◆ Dataset entries:
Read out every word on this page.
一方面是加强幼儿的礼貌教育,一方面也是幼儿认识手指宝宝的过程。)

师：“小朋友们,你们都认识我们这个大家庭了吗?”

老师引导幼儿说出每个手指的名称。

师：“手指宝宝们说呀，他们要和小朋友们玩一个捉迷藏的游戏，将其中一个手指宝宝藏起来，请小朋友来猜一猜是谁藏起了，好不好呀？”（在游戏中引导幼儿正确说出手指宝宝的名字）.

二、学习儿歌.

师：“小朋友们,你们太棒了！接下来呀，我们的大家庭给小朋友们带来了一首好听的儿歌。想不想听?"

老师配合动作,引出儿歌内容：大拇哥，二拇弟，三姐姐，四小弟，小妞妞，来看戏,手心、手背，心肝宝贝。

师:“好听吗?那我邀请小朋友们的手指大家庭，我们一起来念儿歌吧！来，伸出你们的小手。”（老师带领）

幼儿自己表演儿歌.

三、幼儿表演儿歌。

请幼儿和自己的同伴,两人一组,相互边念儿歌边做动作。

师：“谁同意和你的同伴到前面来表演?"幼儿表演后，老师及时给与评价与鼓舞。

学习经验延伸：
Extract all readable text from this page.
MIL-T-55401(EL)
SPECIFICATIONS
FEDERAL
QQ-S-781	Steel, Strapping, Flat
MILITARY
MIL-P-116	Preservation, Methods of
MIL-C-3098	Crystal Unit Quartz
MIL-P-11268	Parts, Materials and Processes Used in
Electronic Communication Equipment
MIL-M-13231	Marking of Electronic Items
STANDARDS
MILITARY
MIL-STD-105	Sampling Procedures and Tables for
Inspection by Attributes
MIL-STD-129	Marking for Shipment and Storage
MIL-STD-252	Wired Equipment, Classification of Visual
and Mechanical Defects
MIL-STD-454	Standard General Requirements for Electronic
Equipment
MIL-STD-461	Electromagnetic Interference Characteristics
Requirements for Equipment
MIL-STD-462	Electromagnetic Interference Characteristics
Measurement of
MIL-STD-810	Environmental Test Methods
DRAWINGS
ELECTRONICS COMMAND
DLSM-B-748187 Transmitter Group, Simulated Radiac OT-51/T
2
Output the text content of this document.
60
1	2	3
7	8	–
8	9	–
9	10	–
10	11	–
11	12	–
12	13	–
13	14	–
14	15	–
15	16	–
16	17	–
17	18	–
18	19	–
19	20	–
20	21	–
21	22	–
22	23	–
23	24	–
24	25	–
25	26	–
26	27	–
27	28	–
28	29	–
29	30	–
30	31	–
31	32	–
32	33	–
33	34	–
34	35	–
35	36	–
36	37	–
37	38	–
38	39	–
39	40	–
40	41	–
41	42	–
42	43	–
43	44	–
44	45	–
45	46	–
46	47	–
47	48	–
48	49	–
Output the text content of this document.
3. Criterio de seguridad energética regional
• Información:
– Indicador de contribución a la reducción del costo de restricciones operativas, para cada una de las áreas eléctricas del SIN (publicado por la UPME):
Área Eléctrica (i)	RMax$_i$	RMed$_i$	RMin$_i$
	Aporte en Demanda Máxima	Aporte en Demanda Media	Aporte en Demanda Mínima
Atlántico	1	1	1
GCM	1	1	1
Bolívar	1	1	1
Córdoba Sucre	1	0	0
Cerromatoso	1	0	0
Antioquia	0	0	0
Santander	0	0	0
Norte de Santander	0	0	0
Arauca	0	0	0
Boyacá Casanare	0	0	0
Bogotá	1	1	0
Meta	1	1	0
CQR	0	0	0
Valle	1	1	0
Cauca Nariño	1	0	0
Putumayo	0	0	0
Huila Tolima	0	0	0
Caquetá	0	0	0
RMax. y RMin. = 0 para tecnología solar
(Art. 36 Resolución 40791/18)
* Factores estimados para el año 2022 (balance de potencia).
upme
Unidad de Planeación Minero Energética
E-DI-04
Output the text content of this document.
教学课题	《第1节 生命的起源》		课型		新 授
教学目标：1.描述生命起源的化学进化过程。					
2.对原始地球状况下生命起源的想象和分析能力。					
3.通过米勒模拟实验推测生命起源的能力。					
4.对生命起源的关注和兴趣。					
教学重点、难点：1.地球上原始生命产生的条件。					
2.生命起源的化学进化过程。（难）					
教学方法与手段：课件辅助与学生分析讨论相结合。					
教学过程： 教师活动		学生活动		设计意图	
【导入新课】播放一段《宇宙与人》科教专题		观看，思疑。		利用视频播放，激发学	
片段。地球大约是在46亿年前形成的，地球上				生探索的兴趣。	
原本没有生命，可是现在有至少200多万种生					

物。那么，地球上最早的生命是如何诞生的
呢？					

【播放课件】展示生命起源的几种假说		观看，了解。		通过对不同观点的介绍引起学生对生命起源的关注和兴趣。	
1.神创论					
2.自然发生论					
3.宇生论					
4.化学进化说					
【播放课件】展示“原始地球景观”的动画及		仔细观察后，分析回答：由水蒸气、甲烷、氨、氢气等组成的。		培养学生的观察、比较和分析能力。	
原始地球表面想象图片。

◆ AIM OF THE TASK:
Only lines with "Electromagnetic" are wanted here; list each of them.

◆ RESPONSE TO THE TASK:
MIL-STD-461	Electromagnetic Interference Characteristics
MIL-STD-462	Electromagnetic Interference Characteristics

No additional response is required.